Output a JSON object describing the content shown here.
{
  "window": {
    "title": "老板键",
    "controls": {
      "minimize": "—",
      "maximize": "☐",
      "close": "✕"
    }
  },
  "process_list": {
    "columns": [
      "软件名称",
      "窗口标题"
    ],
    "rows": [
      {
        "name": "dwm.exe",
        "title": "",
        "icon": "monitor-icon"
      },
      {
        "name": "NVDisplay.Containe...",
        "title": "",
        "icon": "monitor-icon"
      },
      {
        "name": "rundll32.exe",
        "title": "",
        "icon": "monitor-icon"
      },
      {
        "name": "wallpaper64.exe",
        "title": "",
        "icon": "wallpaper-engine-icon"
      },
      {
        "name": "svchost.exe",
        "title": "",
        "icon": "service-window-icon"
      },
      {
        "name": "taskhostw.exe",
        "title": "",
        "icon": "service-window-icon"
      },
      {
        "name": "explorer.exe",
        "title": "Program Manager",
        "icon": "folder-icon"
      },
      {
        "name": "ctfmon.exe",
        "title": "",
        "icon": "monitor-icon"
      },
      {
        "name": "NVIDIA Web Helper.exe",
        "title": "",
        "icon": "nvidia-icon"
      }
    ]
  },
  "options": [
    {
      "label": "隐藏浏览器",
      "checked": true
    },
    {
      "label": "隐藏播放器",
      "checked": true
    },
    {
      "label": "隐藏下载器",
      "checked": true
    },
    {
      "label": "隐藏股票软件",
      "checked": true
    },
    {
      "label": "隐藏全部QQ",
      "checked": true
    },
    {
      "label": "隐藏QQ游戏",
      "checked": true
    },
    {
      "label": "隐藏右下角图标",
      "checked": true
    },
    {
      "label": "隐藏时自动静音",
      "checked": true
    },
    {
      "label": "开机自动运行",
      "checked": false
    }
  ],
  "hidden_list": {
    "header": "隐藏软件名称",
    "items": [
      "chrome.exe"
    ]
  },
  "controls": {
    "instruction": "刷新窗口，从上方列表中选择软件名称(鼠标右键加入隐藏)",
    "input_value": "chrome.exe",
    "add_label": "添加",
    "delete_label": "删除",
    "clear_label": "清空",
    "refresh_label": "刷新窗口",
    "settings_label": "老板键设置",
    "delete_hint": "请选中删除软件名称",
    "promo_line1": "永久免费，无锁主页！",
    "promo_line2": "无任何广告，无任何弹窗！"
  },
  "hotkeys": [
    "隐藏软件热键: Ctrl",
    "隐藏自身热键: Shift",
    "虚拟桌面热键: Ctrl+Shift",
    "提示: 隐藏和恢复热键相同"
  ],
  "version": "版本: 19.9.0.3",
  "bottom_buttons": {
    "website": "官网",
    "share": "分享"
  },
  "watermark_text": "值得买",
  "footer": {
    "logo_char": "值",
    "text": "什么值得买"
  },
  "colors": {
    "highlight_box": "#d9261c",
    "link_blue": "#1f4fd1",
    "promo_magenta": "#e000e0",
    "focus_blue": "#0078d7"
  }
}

□ □ □ □ □

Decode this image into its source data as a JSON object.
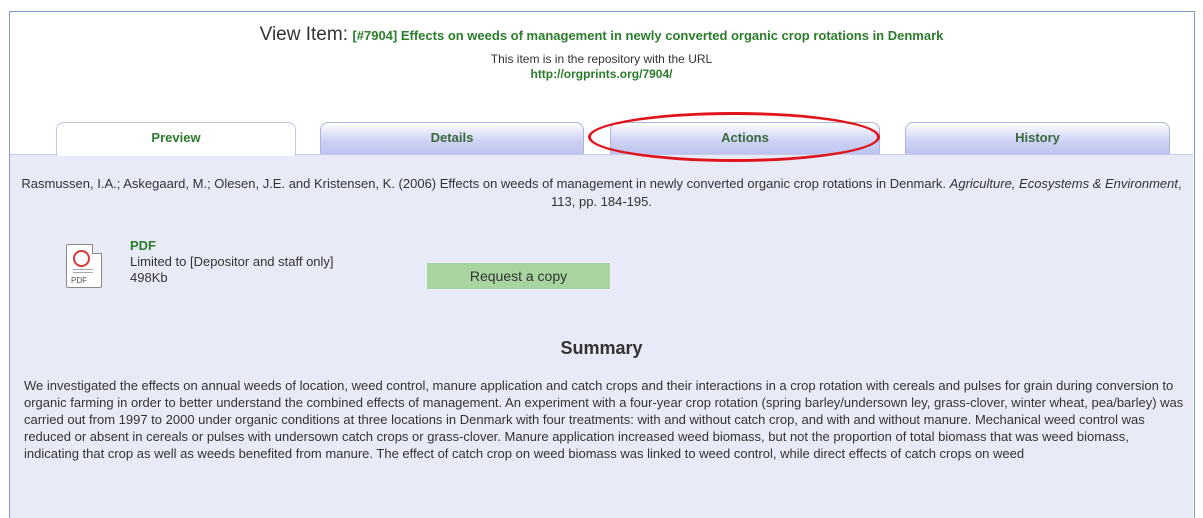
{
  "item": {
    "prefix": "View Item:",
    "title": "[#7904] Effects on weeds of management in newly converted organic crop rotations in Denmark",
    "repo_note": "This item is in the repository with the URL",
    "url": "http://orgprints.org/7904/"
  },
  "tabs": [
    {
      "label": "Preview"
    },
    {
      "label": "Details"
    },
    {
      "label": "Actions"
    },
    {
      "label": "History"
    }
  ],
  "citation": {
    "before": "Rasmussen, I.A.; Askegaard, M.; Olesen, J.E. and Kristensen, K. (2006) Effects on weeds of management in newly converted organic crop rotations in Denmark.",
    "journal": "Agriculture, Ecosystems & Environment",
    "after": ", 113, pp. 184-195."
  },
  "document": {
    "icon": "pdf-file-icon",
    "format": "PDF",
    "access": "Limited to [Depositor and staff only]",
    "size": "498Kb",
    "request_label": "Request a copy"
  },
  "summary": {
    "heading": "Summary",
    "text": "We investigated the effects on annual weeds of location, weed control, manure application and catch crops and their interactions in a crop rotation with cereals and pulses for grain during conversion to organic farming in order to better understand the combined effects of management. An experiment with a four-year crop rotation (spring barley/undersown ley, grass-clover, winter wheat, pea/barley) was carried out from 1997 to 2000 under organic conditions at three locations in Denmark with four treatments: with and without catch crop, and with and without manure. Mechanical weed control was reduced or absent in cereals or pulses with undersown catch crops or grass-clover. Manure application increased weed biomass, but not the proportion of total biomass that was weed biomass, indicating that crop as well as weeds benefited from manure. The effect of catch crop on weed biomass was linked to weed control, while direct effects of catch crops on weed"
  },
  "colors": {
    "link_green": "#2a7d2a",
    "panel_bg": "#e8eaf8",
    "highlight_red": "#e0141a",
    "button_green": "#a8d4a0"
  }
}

□ □ □ □ □

● EXERCISE REQUIREMENTS: Copy each line holding the word "JSON" from the listing above.

● CORRECT RESPONSE:
Output a JSON object describing the content shown here.
Decode this image into its source data as a JSON object.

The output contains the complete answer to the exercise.